Repeat the listing exactly as given, omitting every image.
--- BEGIN ---
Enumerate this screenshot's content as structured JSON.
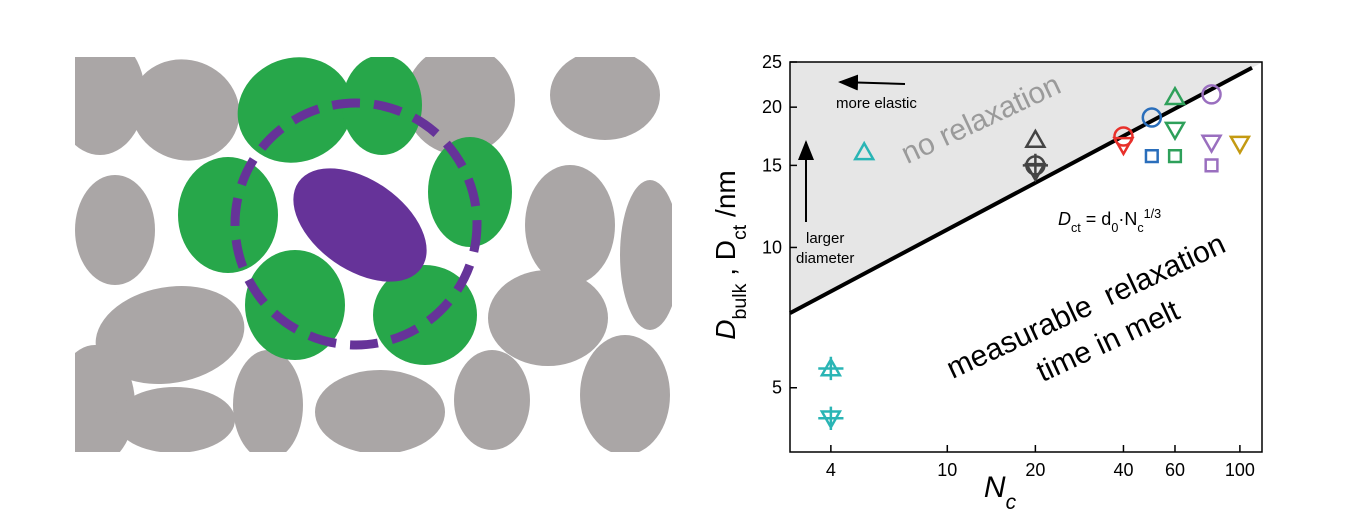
{
  "chart_data": {
    "type": "scatter",
    "log_x": true,
    "log_y": true,
    "xlim": [
      2.9,
      119
    ],
    "ylim": [
      3.64,
      25
    ],
    "xticks": [
      4,
      10,
      20,
      40,
      60,
      100
    ],
    "yticks": [
      5,
      10,
      15,
      20,
      25
    ],
    "x_label": [
      "N",
      "c"
    ],
    "y_label": [
      "D",
      "bulk",
      " , D",
      "ct",
      " /nm"
    ],
    "shade_color": "#e6e6e6",
    "fit_line": {
      "color": "#000000",
      "x": [
        2.9,
        110
      ],
      "values": [
        7.23,
        24.3
      ]
    },
    "formula": [
      "D",
      "ct",
      " = d",
      "0",
      "·N",
      "c",
      "1/3"
    ],
    "annotations": {
      "more_elastic": "more elastic",
      "larger": "larger",
      "diameter": "diameter",
      "no_relaxation": "no relaxation",
      "measurable": "measurable  relaxation",
      "time": "time in melt"
    },
    "series": [
      {
        "color": "#2ab5b5",
        "marker": "triangle-up",
        "x": [
          5.2
        ],
        "values": [
          16
        ]
      },
      {
        "color": "#2ab5b5",
        "marker": "triangle-up-plus",
        "x": [
          4
        ],
        "values": [
          5.5
        ]
      },
      {
        "color": "#2ab5b5",
        "marker": "triangle-down-plus",
        "x": [
          4
        ],
        "values": [
          4.3
        ]
      },
      {
        "color": "#444444",
        "marker": "triangle-up",
        "x": [
          20
        ],
        "values": [
          17.0
        ]
      },
      {
        "color": "#444444",
        "marker": "circle-plus",
        "x": [
          20
        ],
        "values": [
          15.0
        ]
      },
      {
        "color": "#444444",
        "marker": "triangle-down",
        "x": [
          20
        ],
        "values": [
          14.6
        ]
      },
      {
        "color": "#e8302a",
        "marker": "circle",
        "x": [
          40
        ],
        "values": [
          17.3
        ]
      },
      {
        "color": "#e8302a",
        "marker": "triangle-down",
        "x": [
          40
        ],
        "values": [
          16.6
        ]
      },
      {
        "color": "#2a6ebb",
        "marker": "circle",
        "x": [
          50
        ],
        "values": [
          19.0
        ]
      },
      {
        "color": "#2a6ebb",
        "marker": "square",
        "x": [
          50
        ],
        "values": [
          15.7
        ]
      },
      {
        "color": "#2ea05a",
        "marker": "triangle-up",
        "x": [
          60
        ],
        "values": [
          21.0
        ]
      },
      {
        "color": "#2ea05a",
        "marker": "triangle-down",
        "x": [
          60
        ],
        "values": [
          17.9
        ]
      },
      {
        "color": "#2ea05a",
        "marker": "square",
        "x": [
          60
        ],
        "values": [
          15.7
        ]
      },
      {
        "color": "#9a6fbf",
        "marker": "circle",
        "x": [
          80
        ],
        "values": [
          21.3
        ]
      },
      {
        "color": "#9a6fbf",
        "marker": "triangle-down",
        "x": [
          80
        ],
        "values": [
          16.8
        ]
      },
      {
        "color": "#9a6fbf",
        "marker": "square",
        "x": [
          80
        ],
        "values": [
          15.0
        ]
      },
      {
        "color": "#c49a12",
        "marker": "triangle-down",
        "x": [
          100
        ],
        "values": [
          16.7
        ]
      }
    ]
  }
}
--- END ---
Answer in full
Enumerate this screenshot's content as structured JSON.
{
  "chart_data": {
    "type": "scatter",
    "log_x": true,
    "log_y": true,
    "xlim": [
      2.9,
      119
    ],
    "ylim": [
      3.64,
      25
    ],
    "xticks": [
      4,
      10,
      20,
      40,
      60,
      100
    ],
    "yticks": [
      5,
      10,
      15,
      20,
      25
    ],
    "x_label": [
      "N",
      "c"
    ],
    "y_label": [
      "D",
      "bulk",
      " , D",
      "ct",
      " /nm"
    ],
    "shade_color": "#e6e6e6",
    "fit_line": {
      "color": "#000000",
      "x": [
        2.9,
        110
      ],
      "values": [
        7.23,
        24.3
      ]
    },
    "formula": [
      "D",
      "ct",
      " = d",
      "0",
      "·N",
      "c",
      "1/3"
    ],
    "annotations": {
      "more_elastic": "more elastic",
      "larger": "larger",
      "diameter": "diameter",
      "no_relaxation": "no relaxation",
      "measurable": "measurable  relaxation",
      "time": "time in melt"
    },
    "series": [
      {
        "color": "#2ab5b5",
        "marker": "triangle-up",
        "x": [
          5.2
        ],
        "values": [
          16
        ]
      },
      {
        "color": "#2ab5b5",
        "marker": "triangle-up-plus",
        "x": [
          4
        ],
        "values": [
          5.5
        ]
      },
      {
        "color": "#2ab5b5",
        "marker": "triangle-down-plus",
        "x": [
          4
        ],
        "values": [
          4.3
        ]
      },
      {
        "color": "#444444",
        "marker": "triangle-up",
        "x": [
          20
        ],
        "values": [
          17.0
        ]
      },
      {
        "color": "#444444",
        "marker": "circle-plus",
        "x": [
          20
        ],
        "values": [
          15.0
        ]
      },
      {
        "color": "#444444",
        "marker": "triangle-down",
        "x": [
          20
        ],
        "values": [
          14.6
        ]
      },
      {
        "color": "#e8302a",
        "marker": "circle",
        "x": [
          40
        ],
        "values": [
          17.3
        ]
      },
      {
        "color": "#e8302a",
        "marker": "triangle-down",
        "x": [
          40
        ],
        "values": [
          16.6
        ]
      },
      {
        "color": "#2a6ebb",
        "marker": "circle",
        "x": [
          50
        ],
        "values": [
          19.0
        ]
      },
      {
        "color": "#2a6ebb",
        "marker": "square",
        "x": [
          50
        ],
        "values": [
          15.7
        ]
      },
      {
        "color": "#2ea05a",
        "marker": "triangle-up",
        "x": [
          60
        ],
        "values": [
          21.0
        ]
      },
      {
        "color": "#2ea05a",
        "marker": "triangle-down",
        "x": [
          60
        ],
        "values": [
          17.9
        ]
      },
      {
        "color": "#2ea05a",
        "marker": "square",
        "x": [
          60
        ],
        "values": [
          15.7
        ]
      },
      {
        "color": "#9a6fbf",
        "marker": "circle",
        "x": [
          80
        ],
        "values": [
          21.3
        ]
      },
      {
        "color": "#9a6fbf",
        "marker": "triangle-down",
        "x": [
          80
        ],
        "values": [
          16.8
        ]
      },
      {
        "color": "#9a6fbf",
        "marker": "square",
        "x": [
          80
        ],
        "values": [
          15.0
        ]
      },
      {
        "color": "#c49a12",
        "marker": "triangle-down",
        "x": [
          100
        ],
        "values": [
          16.7
        ]
      }
    ]
  }
}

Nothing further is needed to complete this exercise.